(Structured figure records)

++++++++++

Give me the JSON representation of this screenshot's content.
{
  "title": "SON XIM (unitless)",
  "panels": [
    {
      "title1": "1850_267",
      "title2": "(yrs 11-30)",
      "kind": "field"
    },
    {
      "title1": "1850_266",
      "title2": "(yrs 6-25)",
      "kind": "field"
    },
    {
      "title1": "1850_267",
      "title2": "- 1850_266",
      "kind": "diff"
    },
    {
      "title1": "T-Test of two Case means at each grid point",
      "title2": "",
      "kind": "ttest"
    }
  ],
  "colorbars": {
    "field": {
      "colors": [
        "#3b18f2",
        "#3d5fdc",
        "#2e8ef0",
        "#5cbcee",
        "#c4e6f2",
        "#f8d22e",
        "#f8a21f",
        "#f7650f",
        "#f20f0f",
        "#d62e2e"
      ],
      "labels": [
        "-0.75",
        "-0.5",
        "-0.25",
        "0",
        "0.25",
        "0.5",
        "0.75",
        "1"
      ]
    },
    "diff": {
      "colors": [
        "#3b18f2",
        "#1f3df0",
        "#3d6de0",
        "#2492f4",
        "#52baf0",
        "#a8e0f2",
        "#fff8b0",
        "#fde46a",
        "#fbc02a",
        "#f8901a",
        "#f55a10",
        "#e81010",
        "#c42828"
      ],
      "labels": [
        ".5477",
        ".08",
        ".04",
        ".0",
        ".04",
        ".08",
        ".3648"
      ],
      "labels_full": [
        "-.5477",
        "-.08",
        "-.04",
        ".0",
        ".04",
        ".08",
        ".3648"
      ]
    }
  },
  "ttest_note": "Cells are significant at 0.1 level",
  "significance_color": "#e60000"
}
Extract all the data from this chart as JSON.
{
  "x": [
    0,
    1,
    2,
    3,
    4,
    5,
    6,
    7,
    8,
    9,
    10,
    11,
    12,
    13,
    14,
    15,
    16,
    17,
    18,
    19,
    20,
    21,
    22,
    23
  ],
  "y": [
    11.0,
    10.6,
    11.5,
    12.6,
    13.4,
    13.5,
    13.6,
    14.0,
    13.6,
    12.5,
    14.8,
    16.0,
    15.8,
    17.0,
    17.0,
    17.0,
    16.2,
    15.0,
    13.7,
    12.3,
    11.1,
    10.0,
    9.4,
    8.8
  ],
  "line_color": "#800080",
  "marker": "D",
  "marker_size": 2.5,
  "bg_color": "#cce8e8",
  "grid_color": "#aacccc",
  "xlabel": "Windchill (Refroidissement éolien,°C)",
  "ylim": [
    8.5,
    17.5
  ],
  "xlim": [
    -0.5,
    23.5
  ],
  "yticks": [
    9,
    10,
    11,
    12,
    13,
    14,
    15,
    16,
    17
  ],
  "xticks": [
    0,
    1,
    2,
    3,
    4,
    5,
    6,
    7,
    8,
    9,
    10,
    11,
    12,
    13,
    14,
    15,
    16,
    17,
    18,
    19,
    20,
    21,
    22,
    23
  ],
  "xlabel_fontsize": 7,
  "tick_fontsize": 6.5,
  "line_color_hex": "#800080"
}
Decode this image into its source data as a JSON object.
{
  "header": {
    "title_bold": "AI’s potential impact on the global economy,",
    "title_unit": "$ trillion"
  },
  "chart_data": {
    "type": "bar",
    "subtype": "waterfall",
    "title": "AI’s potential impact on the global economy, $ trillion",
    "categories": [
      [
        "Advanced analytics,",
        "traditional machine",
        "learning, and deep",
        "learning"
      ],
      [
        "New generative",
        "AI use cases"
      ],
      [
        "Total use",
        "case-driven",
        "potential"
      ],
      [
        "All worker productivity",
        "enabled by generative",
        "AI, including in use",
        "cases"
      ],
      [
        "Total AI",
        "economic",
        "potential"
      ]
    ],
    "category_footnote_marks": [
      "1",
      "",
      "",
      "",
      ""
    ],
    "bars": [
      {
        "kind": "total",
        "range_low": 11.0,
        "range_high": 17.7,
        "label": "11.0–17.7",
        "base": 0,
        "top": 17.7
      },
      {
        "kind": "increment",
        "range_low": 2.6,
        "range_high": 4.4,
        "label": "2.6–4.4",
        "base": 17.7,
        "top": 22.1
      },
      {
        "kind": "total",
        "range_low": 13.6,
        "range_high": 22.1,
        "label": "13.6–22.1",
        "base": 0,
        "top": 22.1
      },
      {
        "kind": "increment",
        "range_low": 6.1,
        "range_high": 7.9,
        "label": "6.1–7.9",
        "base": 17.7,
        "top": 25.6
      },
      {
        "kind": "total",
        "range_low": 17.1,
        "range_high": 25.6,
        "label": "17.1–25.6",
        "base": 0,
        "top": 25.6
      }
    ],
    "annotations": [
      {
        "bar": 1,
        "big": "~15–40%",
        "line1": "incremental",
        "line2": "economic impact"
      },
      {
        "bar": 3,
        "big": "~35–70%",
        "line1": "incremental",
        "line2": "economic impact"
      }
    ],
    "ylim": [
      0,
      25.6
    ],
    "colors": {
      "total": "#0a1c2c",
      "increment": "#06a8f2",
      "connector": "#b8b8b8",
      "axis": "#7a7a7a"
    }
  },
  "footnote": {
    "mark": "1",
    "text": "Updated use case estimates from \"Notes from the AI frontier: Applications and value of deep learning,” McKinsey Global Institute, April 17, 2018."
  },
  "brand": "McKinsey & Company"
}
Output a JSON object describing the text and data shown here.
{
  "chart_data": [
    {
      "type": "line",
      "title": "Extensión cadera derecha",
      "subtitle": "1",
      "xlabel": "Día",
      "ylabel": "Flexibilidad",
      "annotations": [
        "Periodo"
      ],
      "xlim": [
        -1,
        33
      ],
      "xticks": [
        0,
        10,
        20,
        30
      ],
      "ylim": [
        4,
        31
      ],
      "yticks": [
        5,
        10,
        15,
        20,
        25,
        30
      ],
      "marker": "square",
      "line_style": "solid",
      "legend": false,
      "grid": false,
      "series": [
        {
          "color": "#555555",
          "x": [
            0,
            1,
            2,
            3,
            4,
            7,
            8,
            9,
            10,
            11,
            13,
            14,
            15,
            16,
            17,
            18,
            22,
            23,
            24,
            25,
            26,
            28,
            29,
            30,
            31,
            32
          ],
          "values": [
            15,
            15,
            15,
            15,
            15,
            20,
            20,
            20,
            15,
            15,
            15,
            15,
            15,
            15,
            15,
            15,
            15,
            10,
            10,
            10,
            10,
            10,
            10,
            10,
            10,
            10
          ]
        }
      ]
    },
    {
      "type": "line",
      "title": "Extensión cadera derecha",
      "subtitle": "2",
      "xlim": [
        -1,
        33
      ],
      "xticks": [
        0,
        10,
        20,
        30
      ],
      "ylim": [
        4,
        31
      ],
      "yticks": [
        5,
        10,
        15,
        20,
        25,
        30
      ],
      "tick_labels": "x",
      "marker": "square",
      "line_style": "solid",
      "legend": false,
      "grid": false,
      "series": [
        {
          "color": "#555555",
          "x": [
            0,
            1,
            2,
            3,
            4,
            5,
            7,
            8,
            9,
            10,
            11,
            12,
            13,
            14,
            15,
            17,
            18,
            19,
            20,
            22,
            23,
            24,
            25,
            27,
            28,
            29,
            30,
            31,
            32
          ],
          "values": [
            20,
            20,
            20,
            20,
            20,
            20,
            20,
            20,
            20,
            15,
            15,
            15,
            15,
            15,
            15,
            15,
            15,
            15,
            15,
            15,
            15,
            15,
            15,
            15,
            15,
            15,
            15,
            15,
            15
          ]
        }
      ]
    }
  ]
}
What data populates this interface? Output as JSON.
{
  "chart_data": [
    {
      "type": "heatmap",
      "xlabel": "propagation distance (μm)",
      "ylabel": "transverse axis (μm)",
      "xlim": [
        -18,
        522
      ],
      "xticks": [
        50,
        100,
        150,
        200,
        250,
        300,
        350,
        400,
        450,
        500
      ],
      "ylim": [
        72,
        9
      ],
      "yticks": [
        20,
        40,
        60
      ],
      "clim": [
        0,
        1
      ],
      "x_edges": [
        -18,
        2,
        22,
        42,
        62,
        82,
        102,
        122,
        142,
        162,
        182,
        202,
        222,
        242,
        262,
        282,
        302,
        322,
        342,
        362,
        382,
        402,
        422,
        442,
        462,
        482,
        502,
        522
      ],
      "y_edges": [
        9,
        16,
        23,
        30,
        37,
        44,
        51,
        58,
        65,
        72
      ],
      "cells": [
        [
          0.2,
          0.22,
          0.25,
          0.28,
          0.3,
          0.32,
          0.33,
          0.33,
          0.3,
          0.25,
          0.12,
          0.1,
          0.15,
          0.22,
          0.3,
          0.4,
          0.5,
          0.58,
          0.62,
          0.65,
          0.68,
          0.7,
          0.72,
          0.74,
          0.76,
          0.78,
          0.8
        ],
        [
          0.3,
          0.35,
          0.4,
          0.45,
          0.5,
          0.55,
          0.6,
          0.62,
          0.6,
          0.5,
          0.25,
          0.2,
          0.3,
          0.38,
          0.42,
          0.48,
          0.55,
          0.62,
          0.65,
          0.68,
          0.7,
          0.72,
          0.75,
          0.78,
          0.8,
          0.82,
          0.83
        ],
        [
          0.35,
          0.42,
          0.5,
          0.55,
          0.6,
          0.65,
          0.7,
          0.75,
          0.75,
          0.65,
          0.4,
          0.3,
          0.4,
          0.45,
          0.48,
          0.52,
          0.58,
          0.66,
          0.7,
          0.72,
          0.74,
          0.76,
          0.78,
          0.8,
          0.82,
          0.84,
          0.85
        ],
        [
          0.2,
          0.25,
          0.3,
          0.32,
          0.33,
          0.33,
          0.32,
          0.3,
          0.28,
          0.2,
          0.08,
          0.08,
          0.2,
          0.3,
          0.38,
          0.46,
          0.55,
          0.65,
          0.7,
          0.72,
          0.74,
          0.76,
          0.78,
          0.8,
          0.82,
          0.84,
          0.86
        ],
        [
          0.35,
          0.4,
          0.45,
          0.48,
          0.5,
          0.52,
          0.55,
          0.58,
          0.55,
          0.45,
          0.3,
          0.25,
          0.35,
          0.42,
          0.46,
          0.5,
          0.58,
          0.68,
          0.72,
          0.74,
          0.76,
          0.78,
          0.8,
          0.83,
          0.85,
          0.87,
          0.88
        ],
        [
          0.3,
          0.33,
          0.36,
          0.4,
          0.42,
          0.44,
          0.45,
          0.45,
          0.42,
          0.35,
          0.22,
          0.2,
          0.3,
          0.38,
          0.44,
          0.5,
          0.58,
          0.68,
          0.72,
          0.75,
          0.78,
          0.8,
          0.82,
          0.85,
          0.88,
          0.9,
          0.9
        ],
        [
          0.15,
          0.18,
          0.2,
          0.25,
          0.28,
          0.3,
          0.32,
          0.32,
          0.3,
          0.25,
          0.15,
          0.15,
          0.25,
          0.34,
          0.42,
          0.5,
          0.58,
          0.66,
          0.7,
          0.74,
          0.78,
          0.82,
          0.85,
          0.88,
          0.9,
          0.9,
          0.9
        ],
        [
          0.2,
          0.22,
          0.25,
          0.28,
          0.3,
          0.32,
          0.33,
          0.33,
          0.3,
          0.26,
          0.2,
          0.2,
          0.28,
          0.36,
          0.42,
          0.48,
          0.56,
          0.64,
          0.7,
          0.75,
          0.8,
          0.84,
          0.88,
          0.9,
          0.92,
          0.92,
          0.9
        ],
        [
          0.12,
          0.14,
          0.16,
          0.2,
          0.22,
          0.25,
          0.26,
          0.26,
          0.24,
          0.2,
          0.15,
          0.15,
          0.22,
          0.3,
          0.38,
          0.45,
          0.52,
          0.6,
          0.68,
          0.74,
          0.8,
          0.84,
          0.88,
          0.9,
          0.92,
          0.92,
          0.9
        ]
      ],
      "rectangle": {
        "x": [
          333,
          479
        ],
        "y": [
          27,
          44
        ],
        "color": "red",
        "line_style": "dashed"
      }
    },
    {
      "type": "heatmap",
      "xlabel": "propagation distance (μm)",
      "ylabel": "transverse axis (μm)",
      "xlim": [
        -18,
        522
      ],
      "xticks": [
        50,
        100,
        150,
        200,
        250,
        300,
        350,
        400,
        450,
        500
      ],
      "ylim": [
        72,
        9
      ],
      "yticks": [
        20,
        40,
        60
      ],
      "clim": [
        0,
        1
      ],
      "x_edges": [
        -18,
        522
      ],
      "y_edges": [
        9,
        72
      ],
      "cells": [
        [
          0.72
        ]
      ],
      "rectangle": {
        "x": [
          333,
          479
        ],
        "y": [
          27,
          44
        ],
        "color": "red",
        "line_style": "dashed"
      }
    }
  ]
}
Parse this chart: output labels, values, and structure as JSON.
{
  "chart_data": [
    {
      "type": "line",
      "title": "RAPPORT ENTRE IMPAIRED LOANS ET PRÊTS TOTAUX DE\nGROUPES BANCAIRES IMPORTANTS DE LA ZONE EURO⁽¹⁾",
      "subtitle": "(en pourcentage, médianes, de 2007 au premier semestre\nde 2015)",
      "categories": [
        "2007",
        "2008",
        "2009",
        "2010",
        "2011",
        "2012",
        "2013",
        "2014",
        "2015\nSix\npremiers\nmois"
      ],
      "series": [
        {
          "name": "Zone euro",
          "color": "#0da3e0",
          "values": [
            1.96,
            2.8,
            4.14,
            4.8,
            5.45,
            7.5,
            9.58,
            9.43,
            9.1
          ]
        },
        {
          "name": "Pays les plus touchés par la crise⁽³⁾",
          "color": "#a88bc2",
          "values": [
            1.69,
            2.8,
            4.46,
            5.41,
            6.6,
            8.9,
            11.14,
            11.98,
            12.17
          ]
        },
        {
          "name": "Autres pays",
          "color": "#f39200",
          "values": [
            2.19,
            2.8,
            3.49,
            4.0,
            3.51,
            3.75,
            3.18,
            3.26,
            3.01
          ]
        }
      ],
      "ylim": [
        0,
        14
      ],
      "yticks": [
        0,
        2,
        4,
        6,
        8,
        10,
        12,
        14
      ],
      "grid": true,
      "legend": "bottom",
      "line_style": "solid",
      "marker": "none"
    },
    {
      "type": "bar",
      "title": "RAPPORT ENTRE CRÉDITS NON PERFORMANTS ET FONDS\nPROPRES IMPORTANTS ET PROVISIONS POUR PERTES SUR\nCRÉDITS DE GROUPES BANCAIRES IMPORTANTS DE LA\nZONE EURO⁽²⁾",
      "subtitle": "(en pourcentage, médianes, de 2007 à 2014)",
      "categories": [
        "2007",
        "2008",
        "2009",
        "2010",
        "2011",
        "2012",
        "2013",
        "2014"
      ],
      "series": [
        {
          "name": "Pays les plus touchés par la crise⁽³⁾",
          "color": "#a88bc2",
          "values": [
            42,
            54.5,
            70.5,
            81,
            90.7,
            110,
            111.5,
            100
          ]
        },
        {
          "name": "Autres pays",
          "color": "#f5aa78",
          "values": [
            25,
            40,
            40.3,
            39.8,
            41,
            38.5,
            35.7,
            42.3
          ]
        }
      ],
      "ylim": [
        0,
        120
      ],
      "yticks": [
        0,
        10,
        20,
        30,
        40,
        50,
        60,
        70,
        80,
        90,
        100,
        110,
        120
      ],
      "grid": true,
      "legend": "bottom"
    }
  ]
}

++++++++++

▸ Task requirements:
Gather, from the listing above, every line carrying the word "impact".

▸ Response to the task:
    "title_bold": "AI’s potential impact on the global economy,",
    "title": "AI’s potential impact on the global economy, $ trillion",
        "line2": "economic impact"
        "line2": "economic impact"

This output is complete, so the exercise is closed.